- EXERCISE DIRECTIONS -
Reproduce the entries exactly.

- SUPPLIED INFORMATION -
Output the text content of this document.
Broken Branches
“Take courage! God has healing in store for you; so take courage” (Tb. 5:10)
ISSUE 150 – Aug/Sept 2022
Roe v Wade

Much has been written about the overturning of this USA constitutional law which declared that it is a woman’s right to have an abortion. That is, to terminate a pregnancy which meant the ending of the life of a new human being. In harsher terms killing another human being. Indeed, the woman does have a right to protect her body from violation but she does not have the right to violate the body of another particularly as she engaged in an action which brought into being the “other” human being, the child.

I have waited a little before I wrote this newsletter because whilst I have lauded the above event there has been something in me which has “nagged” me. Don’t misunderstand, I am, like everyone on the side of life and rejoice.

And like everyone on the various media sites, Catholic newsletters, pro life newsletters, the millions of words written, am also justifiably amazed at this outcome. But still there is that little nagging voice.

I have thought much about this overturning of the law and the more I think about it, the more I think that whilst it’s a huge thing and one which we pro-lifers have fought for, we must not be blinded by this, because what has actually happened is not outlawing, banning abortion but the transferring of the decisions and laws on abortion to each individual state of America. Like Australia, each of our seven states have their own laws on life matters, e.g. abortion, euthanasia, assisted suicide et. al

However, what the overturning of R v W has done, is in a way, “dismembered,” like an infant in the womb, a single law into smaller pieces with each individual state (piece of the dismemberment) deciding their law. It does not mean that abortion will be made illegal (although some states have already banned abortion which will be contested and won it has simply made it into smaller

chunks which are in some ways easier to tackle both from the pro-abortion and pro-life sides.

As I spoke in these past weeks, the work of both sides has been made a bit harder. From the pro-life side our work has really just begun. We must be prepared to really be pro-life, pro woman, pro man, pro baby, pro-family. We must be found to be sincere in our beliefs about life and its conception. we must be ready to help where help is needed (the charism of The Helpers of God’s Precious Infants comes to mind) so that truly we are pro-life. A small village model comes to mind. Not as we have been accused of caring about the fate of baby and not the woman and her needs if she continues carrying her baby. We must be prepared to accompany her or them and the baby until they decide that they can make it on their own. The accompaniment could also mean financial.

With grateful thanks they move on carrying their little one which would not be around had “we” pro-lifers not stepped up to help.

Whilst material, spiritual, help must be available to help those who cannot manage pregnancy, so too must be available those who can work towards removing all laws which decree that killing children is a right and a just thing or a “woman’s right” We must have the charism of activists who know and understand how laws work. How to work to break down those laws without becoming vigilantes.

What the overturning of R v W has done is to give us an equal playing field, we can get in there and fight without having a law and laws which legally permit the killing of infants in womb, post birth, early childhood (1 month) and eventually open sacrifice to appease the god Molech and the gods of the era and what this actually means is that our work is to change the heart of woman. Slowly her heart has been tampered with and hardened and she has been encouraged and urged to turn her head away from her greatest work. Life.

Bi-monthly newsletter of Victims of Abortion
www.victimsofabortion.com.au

- CORRECT ANSWER -
Output the text content of this document.
Broken Branches
“Take courage! God has healing in store for you; so take courage” (Tb. 5:10)
ISSUE 150 – Aug/Sept 2022
Roe v Wade

Much has been written about the overturning of this USA constitutional law which declared that it is a woman’s right to have an abortion. That is, to terminate a pregnancy which meant the ending of the life of a new human being. In harsher terms killing another human being. Indeed, the woman does have a right to protect her body from violation but she does not have the right to violate the body of another particularly as she engaged in an action which brought into being the “other” human being, the child.

I have waited a little before I wrote this newsletter because whilst I have lauded the above event there has been something in me which has “nagged” me. Don’t misunderstand, I am, like everyone on the side of life and rejoice.

And like everyone on the various media sites, Catholic newsletters, pro life newsletters, the millions of words written, am also justifiably amazed at this outcome. But still there is that little nagging voice.

I have thought much about this overturning of the law and the more I think about it, the more I think that whilst it’s a huge thing and one which we pro-lifers have fought for, we must not be blinded by this, because what has actually happened is not outlawing, banning abortion but the transferring of the decisions and laws on abortion to each individual state of America. Like Australia, each of our seven states have their own laws on life matters, e.g. abortion, euthanasia, assisted suicide et. al

However, what the overturning of R v W has done, is in a way, “dismembered,” like an infant in the womb, a single law into smaller pieces with each individual state (piece of the dismemberment) deciding their law. It does not mean that abortion will be made illegal (although some states have already banned abortion which will be contested and won it has simply made it into smaller

chunks which are in some ways easier to tackle both from the pro-abortion and pro-life sides.

As I spoke in these past weeks, the work of both sides has been made a bit harder. From the pro-life side our work has really just begun. We must be prepared to really be pro-life, pro woman, pro man, pro baby, pro-family. We must be found to be sincere in our beliefs about life and its conception. we must be ready to help where help is needed (the charism of The Helpers of God’s Precious Infants comes to mind) so that truly we are pro-life. A small village model comes to mind. Not as we have been accused of caring about the fate of baby and not the woman and her needs if she continues carrying her baby. We must be prepared to accompany her or them and the baby until they decide that they can make it on their own. The accompaniment could also mean financial.

With grateful thanks they move on carrying their little one which would not be around had “we” pro-lifers not stepped up to help.

Whilst material, spiritual, help must be available to help those who cannot manage pregnancy, so too must be available those who can work towards removing all laws which decree that killing children is a right and a just thing or a “woman’s right” We must have the charism of activists who know and understand how laws work. How to work to break down those laws without becoming vigilantes.

What the overturning of R v W has done is to give us an equal playing field, we can get in there and fight without having a law and laws which legally permit the killing of infants in womb, post birth, early childhood (1 month) and eventually open sacrifice to appease the god Molech and the gods of the era and what this actually means is that our work is to change the heart of woman. Slowly her heart has been tampered with and hardened and she has been encouraged and urged to turn her head away from her greatest work. Life.

Bi-monthly newsletter of Victims of Abortion
www.victimsofabortion.com.au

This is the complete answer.